WHAT THIS TASK INVOLVES: Copy each line in the data that includes the word "lines".

INPUT FOR THIS TASK:
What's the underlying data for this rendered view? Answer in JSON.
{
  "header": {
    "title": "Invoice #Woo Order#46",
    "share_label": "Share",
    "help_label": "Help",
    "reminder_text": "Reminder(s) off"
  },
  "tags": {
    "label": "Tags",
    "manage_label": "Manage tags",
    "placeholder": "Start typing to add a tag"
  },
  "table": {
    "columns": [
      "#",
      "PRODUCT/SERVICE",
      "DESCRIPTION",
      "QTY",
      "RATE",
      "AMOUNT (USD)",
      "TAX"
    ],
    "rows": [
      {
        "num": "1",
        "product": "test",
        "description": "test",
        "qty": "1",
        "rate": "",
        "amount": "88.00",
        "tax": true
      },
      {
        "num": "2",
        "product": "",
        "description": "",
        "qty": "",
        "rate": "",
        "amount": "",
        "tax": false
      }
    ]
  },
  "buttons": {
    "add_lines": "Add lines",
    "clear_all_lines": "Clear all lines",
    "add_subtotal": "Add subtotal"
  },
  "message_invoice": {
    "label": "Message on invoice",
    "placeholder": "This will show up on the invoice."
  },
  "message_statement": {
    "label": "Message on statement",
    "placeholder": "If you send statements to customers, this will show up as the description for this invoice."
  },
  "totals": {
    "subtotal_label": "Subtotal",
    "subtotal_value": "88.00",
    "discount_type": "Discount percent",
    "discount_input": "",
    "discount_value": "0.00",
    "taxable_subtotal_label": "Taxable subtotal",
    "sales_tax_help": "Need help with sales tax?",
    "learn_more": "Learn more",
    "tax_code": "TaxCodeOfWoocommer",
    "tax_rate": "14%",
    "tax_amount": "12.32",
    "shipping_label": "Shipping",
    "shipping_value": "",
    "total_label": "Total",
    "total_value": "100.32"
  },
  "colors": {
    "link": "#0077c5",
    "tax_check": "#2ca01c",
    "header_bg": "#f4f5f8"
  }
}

CORRECT RESULT:
    "add_lines": "Add lines",
    "clear_all_lines": "Clear all lines",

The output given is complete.